= TASK TO CARRY OUT =
Give the number of lines holding the string "Cina" and nothing more.

(Saved entries)
BEGIN

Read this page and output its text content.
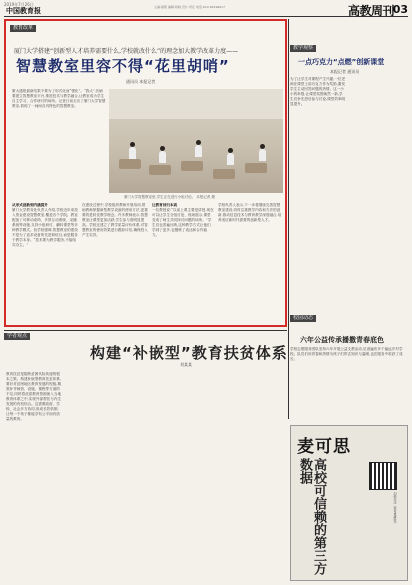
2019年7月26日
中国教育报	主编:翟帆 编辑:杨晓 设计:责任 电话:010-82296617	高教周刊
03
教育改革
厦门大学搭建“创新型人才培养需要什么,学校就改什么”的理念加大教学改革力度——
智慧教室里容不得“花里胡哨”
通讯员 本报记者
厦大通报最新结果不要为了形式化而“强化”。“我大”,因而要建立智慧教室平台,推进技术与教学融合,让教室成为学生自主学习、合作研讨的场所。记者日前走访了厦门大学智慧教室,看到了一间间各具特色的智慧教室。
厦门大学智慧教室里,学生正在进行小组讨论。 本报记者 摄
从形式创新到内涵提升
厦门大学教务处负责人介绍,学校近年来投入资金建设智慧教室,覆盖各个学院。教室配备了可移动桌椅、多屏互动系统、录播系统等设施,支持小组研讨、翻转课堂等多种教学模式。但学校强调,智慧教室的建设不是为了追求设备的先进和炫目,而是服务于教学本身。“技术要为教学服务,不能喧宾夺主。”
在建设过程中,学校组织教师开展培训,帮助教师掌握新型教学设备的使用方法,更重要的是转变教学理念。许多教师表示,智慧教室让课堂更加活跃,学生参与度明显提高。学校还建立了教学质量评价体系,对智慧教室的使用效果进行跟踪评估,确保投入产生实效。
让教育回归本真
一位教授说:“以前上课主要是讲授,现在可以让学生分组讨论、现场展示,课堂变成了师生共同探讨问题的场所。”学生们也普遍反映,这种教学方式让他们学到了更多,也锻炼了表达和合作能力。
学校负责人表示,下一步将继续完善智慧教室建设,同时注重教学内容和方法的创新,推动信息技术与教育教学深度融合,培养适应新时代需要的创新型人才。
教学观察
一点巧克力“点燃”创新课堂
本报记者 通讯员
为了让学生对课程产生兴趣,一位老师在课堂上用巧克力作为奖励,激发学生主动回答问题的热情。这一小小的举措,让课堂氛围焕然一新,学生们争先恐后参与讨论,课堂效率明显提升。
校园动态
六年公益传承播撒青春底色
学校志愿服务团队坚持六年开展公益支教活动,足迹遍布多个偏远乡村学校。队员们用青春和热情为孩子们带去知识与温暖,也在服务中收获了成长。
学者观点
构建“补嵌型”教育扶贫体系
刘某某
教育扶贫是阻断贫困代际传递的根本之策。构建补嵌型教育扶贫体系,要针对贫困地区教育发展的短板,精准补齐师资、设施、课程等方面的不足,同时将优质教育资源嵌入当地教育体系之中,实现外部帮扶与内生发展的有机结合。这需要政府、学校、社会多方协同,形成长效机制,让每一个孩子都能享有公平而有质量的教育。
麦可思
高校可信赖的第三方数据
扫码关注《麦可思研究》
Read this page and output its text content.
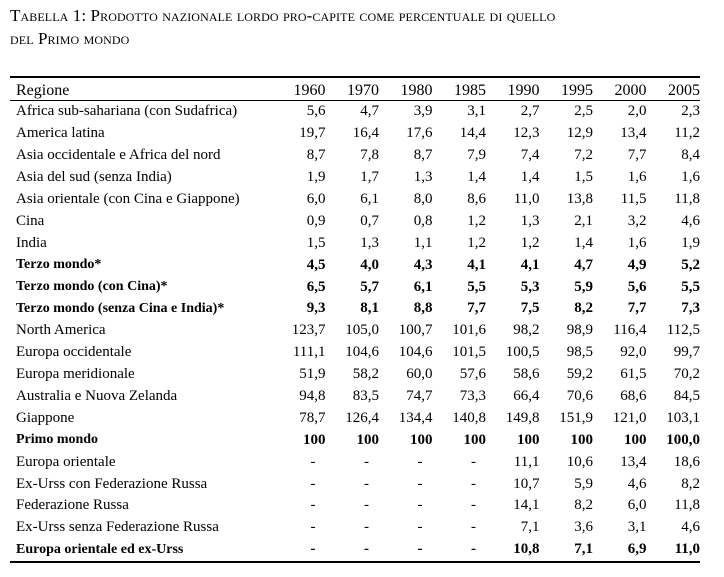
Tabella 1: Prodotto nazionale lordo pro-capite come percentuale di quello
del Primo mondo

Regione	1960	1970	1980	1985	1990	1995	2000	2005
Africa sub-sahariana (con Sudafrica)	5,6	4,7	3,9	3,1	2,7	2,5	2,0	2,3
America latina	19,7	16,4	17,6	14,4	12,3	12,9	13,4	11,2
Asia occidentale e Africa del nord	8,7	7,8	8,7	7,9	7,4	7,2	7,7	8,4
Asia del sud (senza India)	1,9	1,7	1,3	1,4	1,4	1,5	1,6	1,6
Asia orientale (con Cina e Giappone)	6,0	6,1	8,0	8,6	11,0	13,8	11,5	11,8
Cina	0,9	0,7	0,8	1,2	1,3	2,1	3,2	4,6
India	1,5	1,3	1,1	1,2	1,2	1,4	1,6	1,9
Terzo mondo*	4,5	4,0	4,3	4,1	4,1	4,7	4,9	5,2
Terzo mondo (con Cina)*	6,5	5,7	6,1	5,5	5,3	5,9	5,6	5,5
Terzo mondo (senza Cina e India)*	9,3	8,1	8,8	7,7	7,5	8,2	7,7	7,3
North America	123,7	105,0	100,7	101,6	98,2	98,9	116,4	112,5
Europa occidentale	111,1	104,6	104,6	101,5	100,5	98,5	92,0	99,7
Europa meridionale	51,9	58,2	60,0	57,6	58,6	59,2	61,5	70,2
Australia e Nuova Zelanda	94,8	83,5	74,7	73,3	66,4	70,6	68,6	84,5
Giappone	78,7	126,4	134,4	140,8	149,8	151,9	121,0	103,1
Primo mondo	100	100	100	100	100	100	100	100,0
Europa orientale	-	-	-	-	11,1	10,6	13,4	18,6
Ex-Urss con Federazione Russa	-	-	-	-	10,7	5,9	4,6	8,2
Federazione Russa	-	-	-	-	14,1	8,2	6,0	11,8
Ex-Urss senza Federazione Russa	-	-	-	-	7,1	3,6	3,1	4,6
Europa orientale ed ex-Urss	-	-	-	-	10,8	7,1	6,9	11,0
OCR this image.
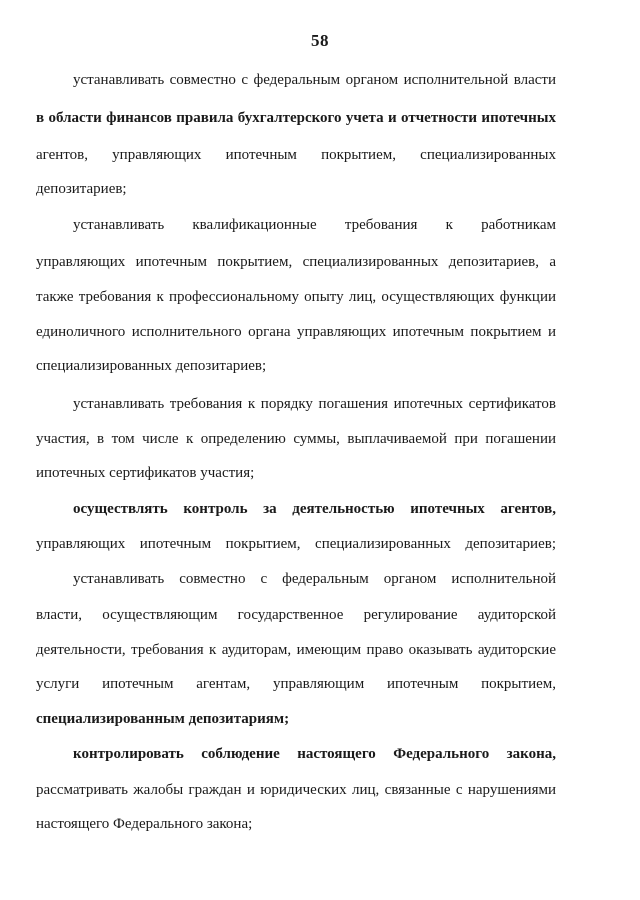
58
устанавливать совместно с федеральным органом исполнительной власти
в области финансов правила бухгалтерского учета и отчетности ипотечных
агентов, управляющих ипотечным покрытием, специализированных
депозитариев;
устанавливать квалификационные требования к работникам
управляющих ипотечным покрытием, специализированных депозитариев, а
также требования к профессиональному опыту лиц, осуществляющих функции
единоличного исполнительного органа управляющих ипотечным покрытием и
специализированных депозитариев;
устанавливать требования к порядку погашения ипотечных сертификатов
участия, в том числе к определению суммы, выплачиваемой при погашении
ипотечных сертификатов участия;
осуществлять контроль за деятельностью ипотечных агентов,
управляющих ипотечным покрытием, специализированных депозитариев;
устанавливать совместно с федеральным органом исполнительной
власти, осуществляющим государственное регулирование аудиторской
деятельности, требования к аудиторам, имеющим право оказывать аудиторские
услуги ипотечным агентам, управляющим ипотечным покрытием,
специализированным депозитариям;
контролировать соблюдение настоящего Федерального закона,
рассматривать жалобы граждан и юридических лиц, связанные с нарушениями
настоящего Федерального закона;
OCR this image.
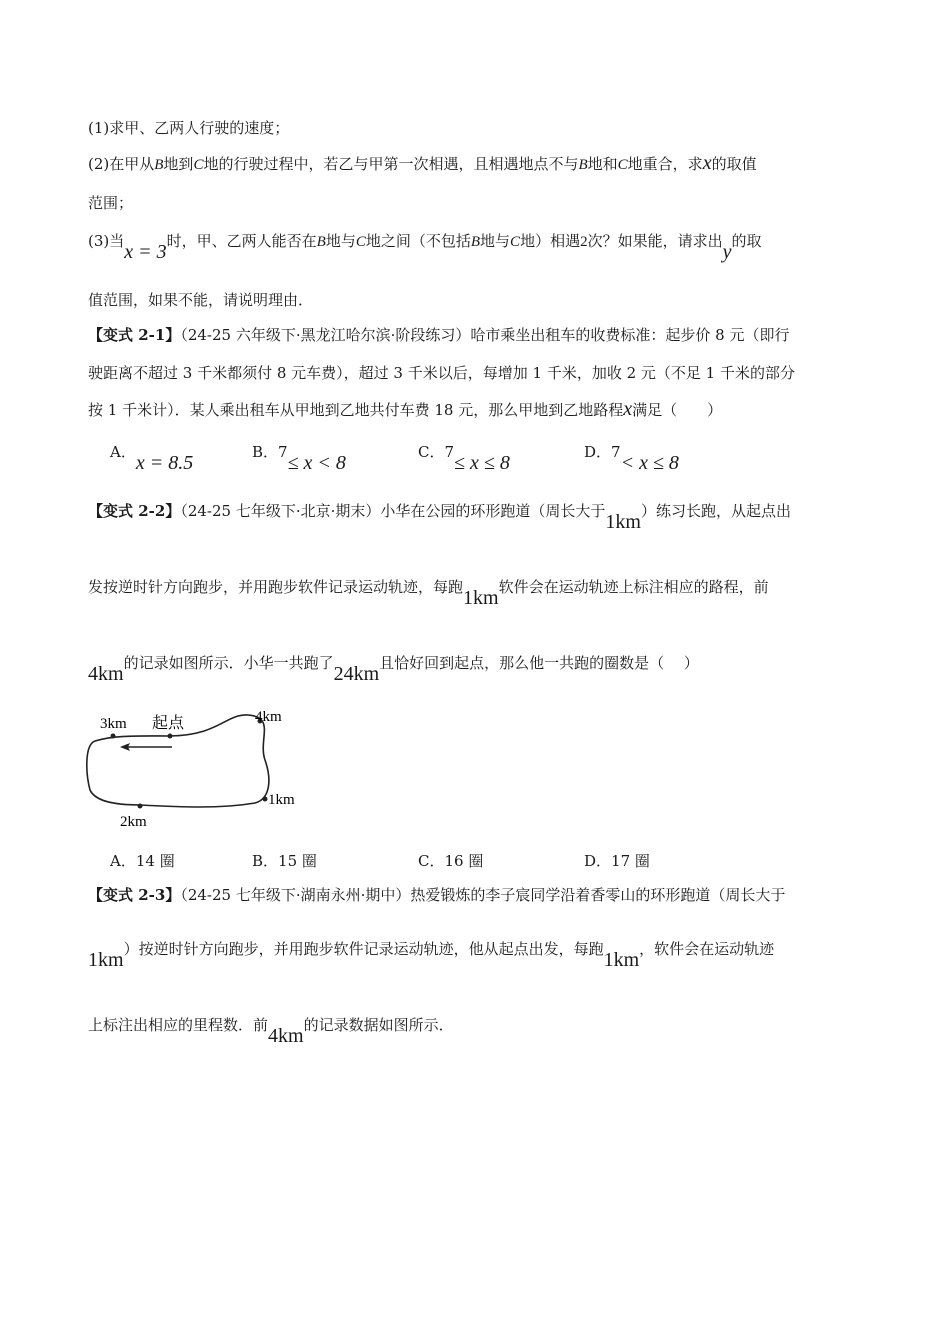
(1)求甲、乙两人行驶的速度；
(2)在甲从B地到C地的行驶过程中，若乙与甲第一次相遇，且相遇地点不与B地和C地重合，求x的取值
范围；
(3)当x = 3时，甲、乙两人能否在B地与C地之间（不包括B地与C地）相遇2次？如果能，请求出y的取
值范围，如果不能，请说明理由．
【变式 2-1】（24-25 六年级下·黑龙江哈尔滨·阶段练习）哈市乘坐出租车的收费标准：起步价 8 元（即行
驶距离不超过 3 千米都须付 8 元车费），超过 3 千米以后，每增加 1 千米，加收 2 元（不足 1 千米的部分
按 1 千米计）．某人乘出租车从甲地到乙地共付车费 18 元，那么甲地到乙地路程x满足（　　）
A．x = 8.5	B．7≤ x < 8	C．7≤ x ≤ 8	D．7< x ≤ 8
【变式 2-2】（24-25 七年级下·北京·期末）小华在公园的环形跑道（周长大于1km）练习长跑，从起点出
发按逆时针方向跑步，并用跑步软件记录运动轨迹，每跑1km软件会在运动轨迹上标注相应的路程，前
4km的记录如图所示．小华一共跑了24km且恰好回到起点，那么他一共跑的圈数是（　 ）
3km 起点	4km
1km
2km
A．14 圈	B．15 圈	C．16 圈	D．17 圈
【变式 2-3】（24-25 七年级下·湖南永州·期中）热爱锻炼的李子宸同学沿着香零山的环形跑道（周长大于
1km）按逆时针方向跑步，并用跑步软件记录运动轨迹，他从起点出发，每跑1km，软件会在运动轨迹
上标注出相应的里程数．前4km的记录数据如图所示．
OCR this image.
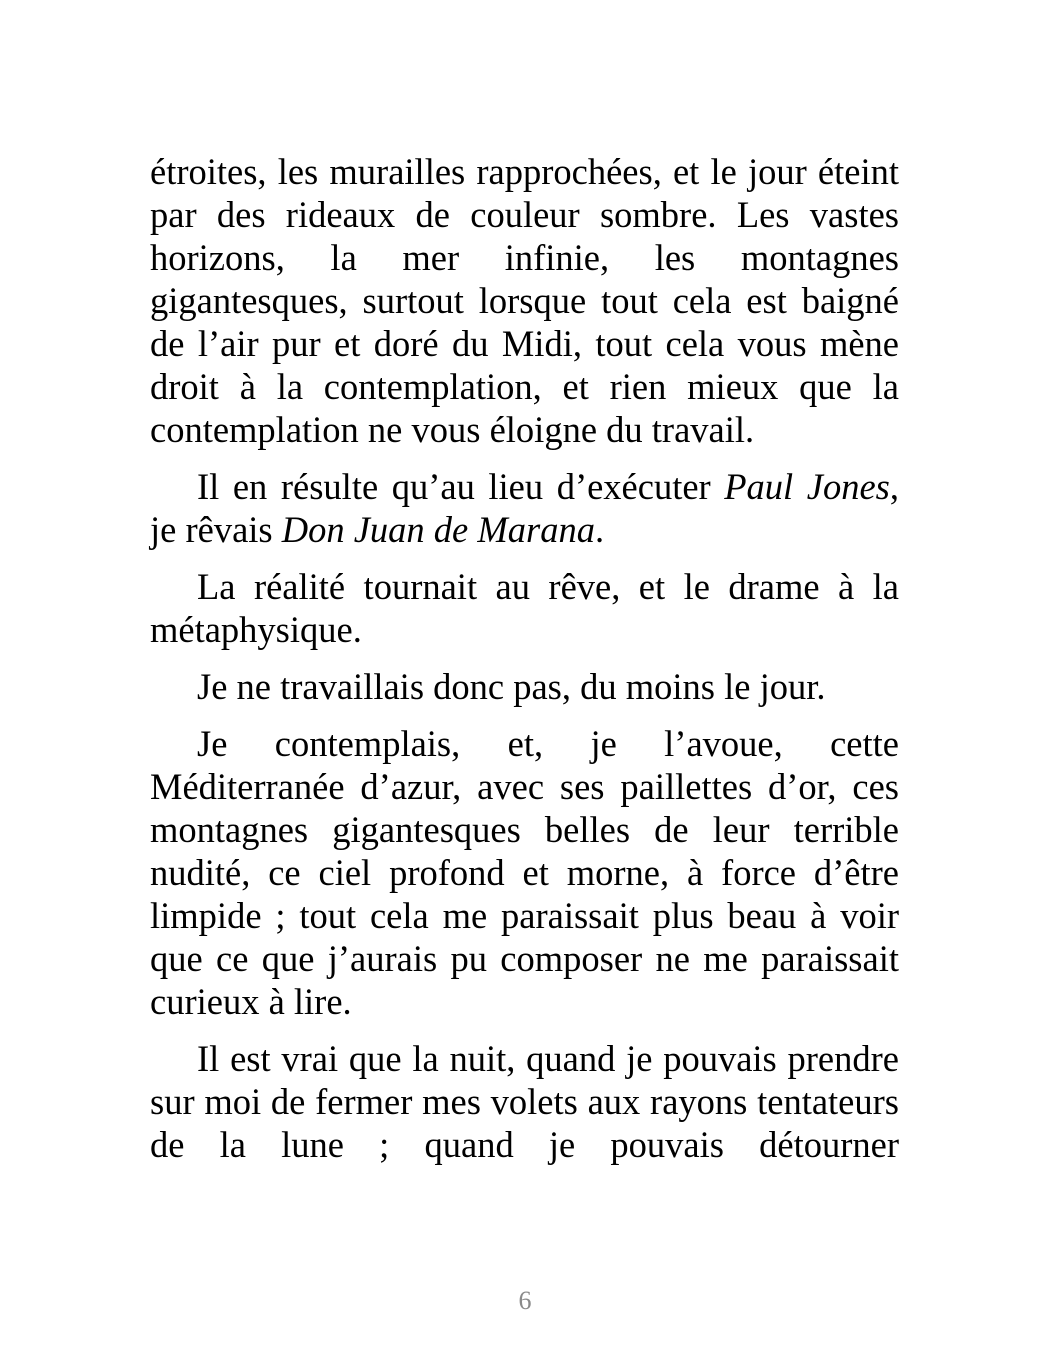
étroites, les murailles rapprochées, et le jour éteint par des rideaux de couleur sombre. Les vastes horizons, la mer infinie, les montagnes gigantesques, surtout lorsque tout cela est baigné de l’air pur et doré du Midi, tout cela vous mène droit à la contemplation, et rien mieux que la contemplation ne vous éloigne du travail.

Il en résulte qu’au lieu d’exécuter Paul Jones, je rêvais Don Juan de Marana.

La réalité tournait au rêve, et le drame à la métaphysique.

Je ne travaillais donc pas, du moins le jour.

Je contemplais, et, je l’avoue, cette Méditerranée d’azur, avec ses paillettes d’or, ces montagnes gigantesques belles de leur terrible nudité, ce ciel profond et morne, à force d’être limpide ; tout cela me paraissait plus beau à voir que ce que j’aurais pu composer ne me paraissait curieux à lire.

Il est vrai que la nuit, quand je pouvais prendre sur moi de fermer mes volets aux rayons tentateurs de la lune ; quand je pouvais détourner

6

END

= RESULT OF THE EXERCISE =
4